## Aim
Every entry that follows needs to be repeated exactly.

Dataset rows about figures

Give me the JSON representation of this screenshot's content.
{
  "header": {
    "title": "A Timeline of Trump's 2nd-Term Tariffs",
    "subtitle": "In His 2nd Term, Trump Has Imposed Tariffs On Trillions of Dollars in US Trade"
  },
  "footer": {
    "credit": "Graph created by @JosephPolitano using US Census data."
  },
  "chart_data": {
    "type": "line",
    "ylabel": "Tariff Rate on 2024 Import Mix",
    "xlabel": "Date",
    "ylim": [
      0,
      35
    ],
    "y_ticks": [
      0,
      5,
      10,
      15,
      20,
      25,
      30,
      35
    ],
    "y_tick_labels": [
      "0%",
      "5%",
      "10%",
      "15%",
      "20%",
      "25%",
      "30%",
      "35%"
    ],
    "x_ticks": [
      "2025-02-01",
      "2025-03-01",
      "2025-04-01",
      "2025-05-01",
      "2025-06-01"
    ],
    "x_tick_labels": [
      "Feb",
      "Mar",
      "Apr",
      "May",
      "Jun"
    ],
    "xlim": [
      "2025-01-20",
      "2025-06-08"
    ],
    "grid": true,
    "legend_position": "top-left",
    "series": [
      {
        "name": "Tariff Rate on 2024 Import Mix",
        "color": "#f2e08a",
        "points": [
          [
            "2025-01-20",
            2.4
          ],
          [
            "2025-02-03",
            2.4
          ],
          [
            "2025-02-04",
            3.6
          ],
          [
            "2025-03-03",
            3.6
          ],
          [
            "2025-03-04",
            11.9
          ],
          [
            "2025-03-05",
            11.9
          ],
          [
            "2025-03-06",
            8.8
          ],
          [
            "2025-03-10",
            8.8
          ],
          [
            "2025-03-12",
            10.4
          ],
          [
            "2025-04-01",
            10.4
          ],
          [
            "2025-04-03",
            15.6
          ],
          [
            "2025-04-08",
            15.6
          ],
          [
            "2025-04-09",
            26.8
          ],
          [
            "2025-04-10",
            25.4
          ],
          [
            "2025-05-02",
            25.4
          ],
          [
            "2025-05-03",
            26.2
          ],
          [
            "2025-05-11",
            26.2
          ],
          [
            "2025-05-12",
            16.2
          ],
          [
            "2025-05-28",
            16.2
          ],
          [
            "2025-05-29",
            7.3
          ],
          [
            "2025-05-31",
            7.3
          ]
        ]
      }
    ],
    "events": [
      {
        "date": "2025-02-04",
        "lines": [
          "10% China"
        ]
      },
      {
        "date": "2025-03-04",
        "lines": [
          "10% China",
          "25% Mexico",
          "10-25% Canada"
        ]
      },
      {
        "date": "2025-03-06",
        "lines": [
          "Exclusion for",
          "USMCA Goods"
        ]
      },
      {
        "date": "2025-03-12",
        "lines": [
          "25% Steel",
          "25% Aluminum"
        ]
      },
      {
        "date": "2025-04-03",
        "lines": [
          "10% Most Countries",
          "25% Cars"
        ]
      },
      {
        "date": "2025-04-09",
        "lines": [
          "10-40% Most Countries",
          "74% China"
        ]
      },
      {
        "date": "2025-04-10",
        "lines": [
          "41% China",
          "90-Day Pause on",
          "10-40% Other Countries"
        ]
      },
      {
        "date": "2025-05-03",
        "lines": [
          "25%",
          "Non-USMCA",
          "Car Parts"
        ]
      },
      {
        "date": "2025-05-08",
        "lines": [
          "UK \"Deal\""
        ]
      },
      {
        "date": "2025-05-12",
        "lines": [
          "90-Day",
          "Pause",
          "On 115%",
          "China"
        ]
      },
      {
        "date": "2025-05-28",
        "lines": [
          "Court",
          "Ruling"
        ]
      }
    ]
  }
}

## Completed task
Give me the JSON representation of this screenshot's content.
{
  "header": {
    "title": "A Timeline of Trump's 2nd-Term Tariffs",
    "subtitle": "In His 2nd Term, Trump Has Imposed Tariffs On Trillions of Dollars in US Trade"
  },
  "footer": {
    "credit": "Graph created by @JosephPolitano using US Census data."
  },
  "chart_data": {
    "type": "line",
    "ylabel": "Tariff Rate on 2024 Import Mix",
    "xlabel": "Date",
    "ylim": [
      0,
      35
    ],
    "y_ticks": [
      0,
      5,
      10,
      15,
      20,
      25,
      30,
      35
    ],
    "y_tick_labels": [
      "0%",
      "5%",
      "10%",
      "15%",
      "20%",
      "25%",
      "30%",
      "35%"
    ],
    "x_ticks": [
      "2025-02-01",
      "2025-03-01",
      "2025-04-01",
      "2025-05-01",
      "2025-06-01"
    ],
    "x_tick_labels": [
      "Feb",
      "Mar",
      "Apr",
      "May",
      "Jun"
    ],
    "xlim": [
      "2025-01-20",
      "2025-06-08"
    ],
    "grid": true,
    "legend_position": "top-left",
    "series": [
      {
        "name": "Tariff Rate on 2024 Import Mix",
        "color": "#f2e08a",
        "points": [
          [
            "2025-01-20",
            2.4
          ],
          [
            "2025-02-03",
            2.4
          ],
          [
            "2025-02-04",
            3.6
          ],
          [
            "2025-03-03",
            3.6
          ],
          [
            "2025-03-04",
            11.9
          ],
          [
            "2025-03-05",
            11.9
          ],
          [
            "2025-03-06",
            8.8
          ],
          [
            "2025-03-10",
            8.8
          ],
          [
            "2025-03-12",
            10.4
          ],
          [
            "2025-04-01",
            10.4
          ],
          [
            "2025-04-03",
            15.6
          ],
          [
            "2025-04-08",
            15.6
          ],
          [
            "2025-04-09",
            26.8
          ],
          [
            "2025-04-10",
            25.4
          ],
          [
            "2025-05-02",
            25.4
          ],
          [
            "2025-05-03",
            26.2
          ],
          [
            "2025-05-11",
            26.2
          ],
          [
            "2025-05-12",
            16.2
          ],
          [
            "2025-05-28",
            16.2
          ],
          [
            "2025-05-29",
            7.3
          ],
          [
            "2025-05-31",
            7.3
          ]
        ]
      }
    ],
    "events": [
      {
        "date": "2025-02-04",
        "lines": [
          "10% China"
        ]
      },
      {
        "date": "2025-03-04",
        "lines": [
          "10% China",
          "25% Mexico",
          "10-25% Canada"
        ]
      },
      {
        "date": "2025-03-06",
        "lines": [
          "Exclusion for",
          "USMCA Goods"
        ]
      },
      {
        "date": "2025-03-12",
        "lines": [
          "25% Steel",
          "25% Aluminum"
        ]
      },
      {
        "date": "2025-04-03",
        "lines": [
          "10% Most Countries",
          "25% Cars"
        ]
      },
      {
        "date": "2025-04-09",
        "lines": [
          "10-40% Most Countries",
          "74% China"
        ]
      },
      {
        "date": "2025-04-10",
        "lines": [
          "41% China",
          "90-Day Pause on",
          "10-40% Other Countries"
        ]
      },
      {
        "date": "2025-05-03",
        "lines": [
          "25%",
          "Non-USMCA",
          "Car Parts"
        ]
      },
      {
        "date": "2025-05-08",
        "lines": [
          "UK \"Deal\""
        ]
      },
      {
        "date": "2025-05-12",
        "lines": [
          "90-Day",
          "Pause",
          "On 115%",
          "China"
        ]
      },
      {
        "date": "2025-05-28",
        "lines": [
          "Court",
          "Ruling"
        ]
      }
    ]
  }
}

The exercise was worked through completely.